[Stored records]

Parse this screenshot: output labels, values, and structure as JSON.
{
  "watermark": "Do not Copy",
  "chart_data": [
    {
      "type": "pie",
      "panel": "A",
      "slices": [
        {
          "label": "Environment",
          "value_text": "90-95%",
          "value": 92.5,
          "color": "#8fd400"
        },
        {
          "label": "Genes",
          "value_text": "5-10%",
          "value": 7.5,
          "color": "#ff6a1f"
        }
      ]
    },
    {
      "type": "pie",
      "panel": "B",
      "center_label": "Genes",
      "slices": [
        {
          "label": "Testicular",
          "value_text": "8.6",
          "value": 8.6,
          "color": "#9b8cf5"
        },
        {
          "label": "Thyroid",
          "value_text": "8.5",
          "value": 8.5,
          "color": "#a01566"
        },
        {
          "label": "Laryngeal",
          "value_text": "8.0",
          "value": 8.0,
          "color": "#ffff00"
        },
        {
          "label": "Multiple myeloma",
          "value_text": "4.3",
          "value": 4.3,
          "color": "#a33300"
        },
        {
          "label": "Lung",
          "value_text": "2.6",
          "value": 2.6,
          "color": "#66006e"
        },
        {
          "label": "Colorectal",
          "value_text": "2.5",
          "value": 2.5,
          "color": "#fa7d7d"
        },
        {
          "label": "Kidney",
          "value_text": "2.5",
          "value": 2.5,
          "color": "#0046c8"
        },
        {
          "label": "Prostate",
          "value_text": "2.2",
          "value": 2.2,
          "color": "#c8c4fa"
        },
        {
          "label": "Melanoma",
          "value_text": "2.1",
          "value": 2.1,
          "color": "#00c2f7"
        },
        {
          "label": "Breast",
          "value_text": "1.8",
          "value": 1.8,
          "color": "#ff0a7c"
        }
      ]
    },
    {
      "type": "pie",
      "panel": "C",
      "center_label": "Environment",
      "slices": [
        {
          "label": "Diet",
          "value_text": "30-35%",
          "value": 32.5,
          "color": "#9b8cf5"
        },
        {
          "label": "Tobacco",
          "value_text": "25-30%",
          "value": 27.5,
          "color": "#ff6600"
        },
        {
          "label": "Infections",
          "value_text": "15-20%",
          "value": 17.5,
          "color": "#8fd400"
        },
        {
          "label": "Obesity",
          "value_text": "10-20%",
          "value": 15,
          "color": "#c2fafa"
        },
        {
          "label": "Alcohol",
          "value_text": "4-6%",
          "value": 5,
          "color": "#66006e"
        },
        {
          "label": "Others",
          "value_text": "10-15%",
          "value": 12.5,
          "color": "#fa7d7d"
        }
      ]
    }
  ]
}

◆ What to produce: Exactly as they appear above, transcribe the records in full.

◆ Response below:
Parse this screenshot: output labels, values, and structure as JSON.
{
  "watermark": "Do not Copy",
  "chart_data": [
    {
      "type": "pie",
      "panel": "A",
      "slices": [
        {
          "label": "Environment",
          "value_text": "90-95%",
          "value": 92.5,
          "color": "#8fd400"
        },
        {
          "label": "Genes",
          "value_text": "5-10%",
          "value": 7.5,
          "color": "#ff6a1f"
        }
      ]
    },
    {
      "type": "pie",
      "panel": "B",
      "center_label": "Genes",
      "slices": [
        {
          "label": "Testicular",
          "value_text": "8.6",
          "value": 8.6,
          "color": "#9b8cf5"
        },
        {
          "label": "Thyroid",
          "value_text": "8.5",
          "value": 8.5,
          "color": "#a01566"
        },
        {
          "label": "Laryngeal",
          "value_text": "8.0",
          "value": 8.0,
          "color": "#ffff00"
        },
        {
          "label": "Multiple myeloma",
          "value_text": "4.3",
          "value": 4.3,
          "color": "#a33300"
        },
        {
          "label": "Lung",
          "value_text": "2.6",
          "value": 2.6,
          "color": "#66006e"
        },
        {
          "label": "Colorectal",
          "value_text": "2.5",
          "value": 2.5,
          "color": "#fa7d7d"
        },
        {
          "label": "Kidney",
          "value_text": "2.5",
          "value": 2.5,
          "color": "#0046c8"
        },
        {
          "label": "Prostate",
          "value_text": "2.2",
          "value": 2.2,
          "color": "#c8c4fa"
        },
        {
          "label": "Melanoma",
          "value_text": "2.1",
          "value": 2.1,
          "color": "#00c2f7"
        },
        {
          "label": "Breast",
          "value_text": "1.8",
          "value": 1.8,
          "color": "#ff0a7c"
        }
      ]
    },
    {
      "type": "pie",
      "panel": "C",
      "center_label": "Environment",
      "slices": [
        {
          "label": "Diet",
          "value_text": "30-35%",
          "value": 32.5,
          "color": "#9b8cf5"
        },
        {
          "label": "Tobacco",
          "value_text": "25-30%",
          "value": 27.5,
          "color": "#ff6600"
        },
        {
          "label": "Infections",
          "value_text": "15-20%",
          "value": 17.5,
          "color": "#8fd400"
        },
        {
          "label": "Obesity",
          "value_text": "10-20%",
          "value": 15,
          "color": "#c2fafa"
        },
        {
          "label": "Alcohol",
          "value_text": "4-6%",
          "value": 5,
          "color": "#66006e"
        },
        {
          "label": "Others",
          "value_text": "10-15%",
          "value": 12.5,
          "color": "#fa7d7d"
        }
      ]
    }
  ]
}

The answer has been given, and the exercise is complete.